* [SET EXERCISE]
Please recast every line of the entries below as a Markdown table with the columns "Row" and "Line", numbering the rows and skipping blank lines. Leave the pictures out of the table.

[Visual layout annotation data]
++++++

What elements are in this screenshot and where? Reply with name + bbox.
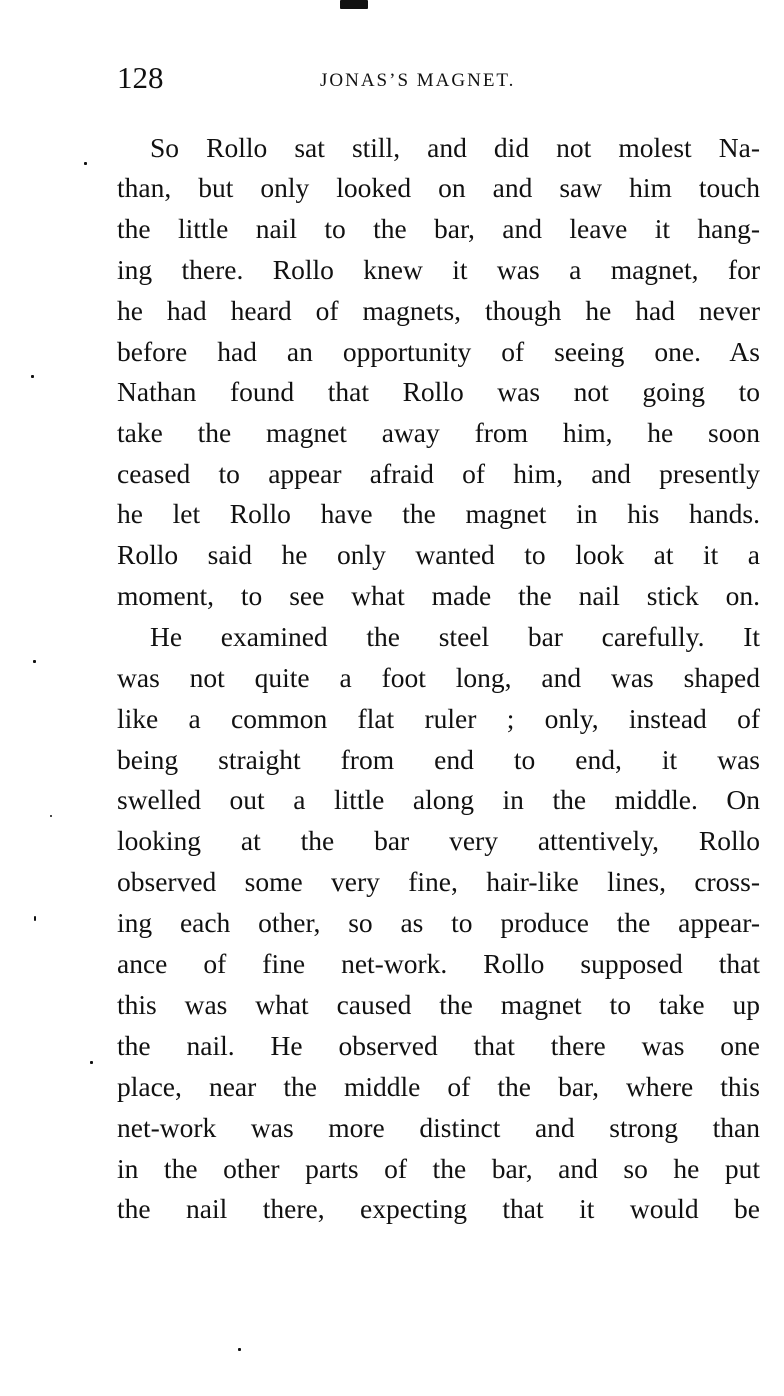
text-line-5: he had heard of magnets, though he had never xyxy=(117,295,760,326)
text-line-6: before had an opportunity of seeing one. As xyxy=(117,336,760,367)
text-line-22: this was what caused the magnet to take up xyxy=(117,989,760,1020)
text-line-3: the little nail to the bar, and leave it hang- xyxy=(117,213,760,244)
page-number: 128 xyxy=(117,60,164,95)
speck xyxy=(50,815,52,817)
text-line-27: the nail there, expecting that it would be xyxy=(117,1193,760,1224)
text-line-18: looking at the bar very attentively, Rollo xyxy=(117,825,760,856)
text-line-17: swelled out a little along in the middle. On xyxy=(117,784,760,815)
speck xyxy=(34,916,36,921)
text-line-26: in the other parts of the bar, and so he put xyxy=(117,1153,760,1184)
running-head: JONAS’S MAGNET. xyxy=(320,70,516,91)
text-line-14: was not quite a foot long, and was shaped xyxy=(117,662,760,693)
text-line-12: moment, to see what made the nail stick on. xyxy=(117,580,760,611)
text-line-10: he let Rollo have the magnet in his hands. xyxy=(117,498,760,529)
speck xyxy=(90,1061,93,1064)
text-line-11: Rollo said he only wanted to look at it a xyxy=(117,539,760,570)
text-line-15: like a common flat ruler ; only, instead of xyxy=(117,703,760,734)
text-line-25: net-work was more distinct and strong than xyxy=(117,1112,760,1143)
text-line-9: ceased to appear afraid of him, and presently xyxy=(117,458,760,489)
text-line-2: than, but only looked on and saw him touch xyxy=(117,172,760,203)
text-line-24: place, near the middle of the bar, where this xyxy=(117,1071,760,1102)
speck xyxy=(31,375,34,378)
text-line-1: So Rollo sat still, and did not molest Na- xyxy=(150,132,760,163)
speck xyxy=(84,162,87,165)
text-line-23: the nail. He observed that there was one xyxy=(117,1030,760,1061)
text-line-19: observed some very fine, hair-like lines, cross- xyxy=(117,866,760,897)
text-line-21: ance of fine net-work. Rollo supposed that xyxy=(117,948,760,979)
text-line-8: take the magnet away from him, he soon xyxy=(117,417,760,448)
text-line-7: Nathan found that Rollo was not going to xyxy=(117,376,760,407)
text-line-20: ing each other, so as to produce the appear- xyxy=(117,907,760,938)
text-line-13: He examined the steel bar carefully. It xyxy=(150,621,760,652)
speck xyxy=(33,660,36,663)
speck xyxy=(238,1348,241,1351)
text-line-4: ing there. Rollo knew it was a magnet, for xyxy=(117,254,760,285)
ink-smudge-top xyxy=(340,0,368,9)
text-line-16: being straight from end to end, it was xyxy=(117,744,760,775)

++++++

* [EXERCISE RESULT]
| Row | Line |
|---|---|
| 1 | What elements are in this screenshot and where? Reply with name + bbox. |
| 2 | text-line-5: he had heard of magnets, though he had never xyxy=(117,295,760,326) |
| 3 | text-line-6: before had an opportunity of seeing one. As xyxy=(117,336,760,367) |
| 4 | text-line-22: this was what caused the magnet to take up xyxy=(117,989,760,1020) |
| 5 | text-line-3: the little nail to the bar, and leave it hang- xyxy=(117,213,760,244) |
| 6 | page-number: 128 xyxy=(117,60,164,95) |
| 7 | speck xyxy=(50,815,52,817) |
| 8 | text-line-27: the nail there, expecting that it would be xyxy=(117,1193,760,1224) |
| 9 | text-line-18: looking at the bar very attentively, Rollo xyxy=(117,825,760,856) |
| 10 | text-line-17: swelled out a little along in the middle. On xyxy=(117,784,760,815) |
| 11 | speck xyxy=(34,916,36,921) |
| 12 | text-line-26: in the other parts of the bar, and so he put xyxy=(117,1153,760,1184) |
| 13 | running-head: JONAS’S MAGNET. xyxy=(320,70,516,91) |
| 14 | text-line-14: was not quite a foot long, and was shaped xyxy=(117,662,760,693) |
| 15 | text-line-12: moment, to see what made the nail stick on. xyxy=(117,580,760,611) |
| 16 | text-line-10: he let Rollo have the magnet in his hands. xyxy=(117,498,760,529) |
| 17 | speck xyxy=(90,1061,93,1064) |
| 18 | text-line-11: Rollo said he only wanted to look at it a xyxy=(117,539,760,570) |
| 19 | text-line-15: like a common flat ruler ; only, instead of xyxy=(117,703,760,734) |
| 20 | text-line-25: net-work was more distinct and strong than xyxy=(117,1112,760,1143) |
| 21 | text-line-9: ceased to appear afraid of him, and presently xyxy=(117,458,760,489) |
| 22 | text-line-2: than, but only looked on and saw him touch xyxy=(117,172,760,203) |
| 23 | text-line-24: place, near the middle of the bar, where this xyxy=(117,1071,760,1102) |
| 24 | speck xyxy=(31,375,34,378) |
| 25 | text-line-1: So Rollo sat still, and did not molest Na- xyxy=(150,132,760,163) |
| 26 | speck xyxy=(84,162,87,165) |
| 27 | text-line-23: the nail. He observed that there was one xyxy=(117,1030,760,1061) |
| 28 | text-line-19: observed some very fine, hair-like lines, cross- xyxy=(117,866,760,897) |
| 29 | text-line-21: ance of fine net-work. Rollo supposed that xyxy=(117,948,760,979) |
| 30 | text-line-8: take the magnet away from him, he soon xyxy=(117,417,760,448) |
| 31 | text-line-7: Nathan found that Rollo was not going to xyxy=(117,376,760,407) |
| 32 | text-line-20: ing each other, so as to produce the appear- xyxy=(117,907,760,938) |
| 33 | text-line-13: He examined the steel bar carefully. It xyxy=(150,621,760,652) |
| 34 | speck xyxy=(33,660,36,663) |
| 35 | speck xyxy=(238,1348,241,1351) |
| 36 | text-line-4: ing there. Rollo knew it was a magnet, for xyxy=(117,254,760,285) |
| 37 | ink-smudge-top xyxy=(340,0,368,9) |
| 38 | text-line-16: being straight from end to end, it was xyxy=(117,744,760,775) |